Exercise objective -> Repeat the records below exactly, leaving out every picture.

Listed records ->

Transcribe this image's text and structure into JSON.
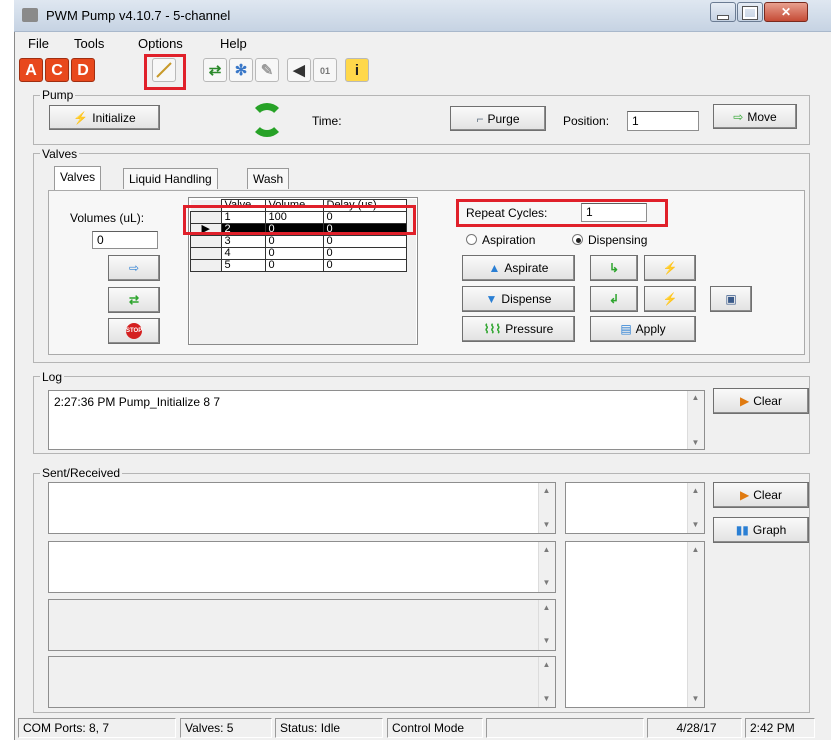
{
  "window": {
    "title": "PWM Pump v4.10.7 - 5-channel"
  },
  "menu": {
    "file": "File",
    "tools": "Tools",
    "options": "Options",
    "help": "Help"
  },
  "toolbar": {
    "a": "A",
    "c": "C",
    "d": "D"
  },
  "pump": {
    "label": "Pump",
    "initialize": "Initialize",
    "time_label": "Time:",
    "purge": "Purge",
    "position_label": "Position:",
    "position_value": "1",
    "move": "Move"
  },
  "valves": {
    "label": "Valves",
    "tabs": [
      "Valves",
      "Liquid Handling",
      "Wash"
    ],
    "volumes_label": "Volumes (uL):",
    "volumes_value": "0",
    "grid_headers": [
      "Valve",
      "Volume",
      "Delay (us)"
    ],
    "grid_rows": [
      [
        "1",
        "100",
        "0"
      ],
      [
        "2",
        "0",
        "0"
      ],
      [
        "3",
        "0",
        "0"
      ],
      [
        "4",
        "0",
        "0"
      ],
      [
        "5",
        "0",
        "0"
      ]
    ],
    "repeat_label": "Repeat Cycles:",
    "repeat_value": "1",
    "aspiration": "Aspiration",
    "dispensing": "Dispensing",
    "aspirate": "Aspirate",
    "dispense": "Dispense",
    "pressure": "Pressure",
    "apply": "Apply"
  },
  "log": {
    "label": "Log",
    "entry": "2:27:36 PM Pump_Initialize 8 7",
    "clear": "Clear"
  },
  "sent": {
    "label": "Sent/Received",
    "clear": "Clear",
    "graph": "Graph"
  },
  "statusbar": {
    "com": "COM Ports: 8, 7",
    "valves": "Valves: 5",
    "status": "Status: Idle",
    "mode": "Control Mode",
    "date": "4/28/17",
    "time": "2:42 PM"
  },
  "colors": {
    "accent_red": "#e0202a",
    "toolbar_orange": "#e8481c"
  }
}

Result of this task ->
Transcribe this image's text and structure into JSON.
{
  "window": {
    "title": "PWM Pump v4.10.7 - 5-channel"
  },
  "menu": {
    "file": "File",
    "tools": "Tools",
    "options": "Options",
    "help": "Help"
  },
  "toolbar": {
    "a": "A",
    "c": "C",
    "d": "D"
  },
  "pump": {
    "label": "Pump",
    "initialize": "Initialize",
    "time_label": "Time:",
    "purge": "Purge",
    "position_label": "Position:",
    "position_value": "1",
    "move": "Move"
  },
  "valves": {
    "label": "Valves",
    "tabs": [
      "Valves",
      "Liquid Handling",
      "Wash"
    ],
    "volumes_label": "Volumes (uL):",
    "volumes_value": "0",
    "grid_headers": [
      "Valve",
      "Volume",
      "Delay (us)"
    ],
    "grid_rows": [
      [
        "1",
        "100",
        "0"
      ],
      [
        "2",
        "0",
        "0"
      ],
      [
        "3",
        "0",
        "0"
      ],
      [
        "4",
        "0",
        "0"
      ],
      [
        "5",
        "0",
        "0"
      ]
    ],
    "repeat_label": "Repeat Cycles:",
    "repeat_value": "1",
    "aspiration": "Aspiration",
    "dispensing": "Dispensing",
    "aspirate": "Aspirate",
    "dispense": "Dispense",
    "pressure": "Pressure",
    "apply": "Apply"
  },
  "log": {
    "label": "Log",
    "entry": "2:27:36 PM Pump_Initialize 8 7",
    "clear": "Clear"
  },
  "sent": {
    "label": "Sent/Received",
    "clear": "Clear",
    "graph": "Graph"
  },
  "statusbar": {
    "com": "COM Ports: 8, 7",
    "valves": "Valves: 5",
    "status": "Status: Idle",
    "mode": "Control Mode",
    "date": "4/28/17",
    "time": "2:42 PM"
  },
  "colors": {
    "accent_red": "#e0202a",
    "toolbar_orange": "#e8481c"
  }
}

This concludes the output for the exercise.